[Start Entries provided]

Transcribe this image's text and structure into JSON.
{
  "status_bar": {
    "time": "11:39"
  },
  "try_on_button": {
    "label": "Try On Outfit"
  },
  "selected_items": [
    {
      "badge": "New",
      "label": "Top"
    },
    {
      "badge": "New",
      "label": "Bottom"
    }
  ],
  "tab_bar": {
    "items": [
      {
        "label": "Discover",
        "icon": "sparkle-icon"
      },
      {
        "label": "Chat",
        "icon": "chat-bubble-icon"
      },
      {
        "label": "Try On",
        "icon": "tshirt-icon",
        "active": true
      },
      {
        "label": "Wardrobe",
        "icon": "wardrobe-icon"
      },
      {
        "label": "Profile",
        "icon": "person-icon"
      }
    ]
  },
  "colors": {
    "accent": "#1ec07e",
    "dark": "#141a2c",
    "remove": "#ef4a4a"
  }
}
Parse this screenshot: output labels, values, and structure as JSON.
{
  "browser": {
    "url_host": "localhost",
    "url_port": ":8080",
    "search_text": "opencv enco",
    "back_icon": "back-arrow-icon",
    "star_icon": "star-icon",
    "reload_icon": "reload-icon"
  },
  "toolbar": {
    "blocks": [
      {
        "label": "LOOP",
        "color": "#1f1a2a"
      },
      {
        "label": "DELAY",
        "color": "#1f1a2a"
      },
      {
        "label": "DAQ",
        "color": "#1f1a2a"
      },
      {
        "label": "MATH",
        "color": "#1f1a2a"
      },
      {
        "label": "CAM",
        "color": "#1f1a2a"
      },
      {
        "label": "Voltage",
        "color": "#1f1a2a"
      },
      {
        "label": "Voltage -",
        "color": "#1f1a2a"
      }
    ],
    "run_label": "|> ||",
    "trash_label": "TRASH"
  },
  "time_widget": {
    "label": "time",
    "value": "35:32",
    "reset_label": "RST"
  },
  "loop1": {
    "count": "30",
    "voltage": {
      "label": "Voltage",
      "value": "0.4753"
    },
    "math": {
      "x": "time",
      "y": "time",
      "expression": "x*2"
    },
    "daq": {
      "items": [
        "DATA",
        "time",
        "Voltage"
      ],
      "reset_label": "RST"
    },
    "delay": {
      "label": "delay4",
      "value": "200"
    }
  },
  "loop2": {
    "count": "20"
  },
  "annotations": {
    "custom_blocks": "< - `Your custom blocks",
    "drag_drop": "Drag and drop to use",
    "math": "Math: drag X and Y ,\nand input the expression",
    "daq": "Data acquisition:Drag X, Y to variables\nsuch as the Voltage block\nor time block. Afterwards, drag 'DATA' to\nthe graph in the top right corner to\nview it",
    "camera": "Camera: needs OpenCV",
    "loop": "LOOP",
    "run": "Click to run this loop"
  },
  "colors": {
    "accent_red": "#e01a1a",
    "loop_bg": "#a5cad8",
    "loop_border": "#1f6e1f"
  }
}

[End Entries provided]

:: Task requirements ::
Reply with nothing but the number of lines in the data above that contain "JSON".

:: Output below ::
2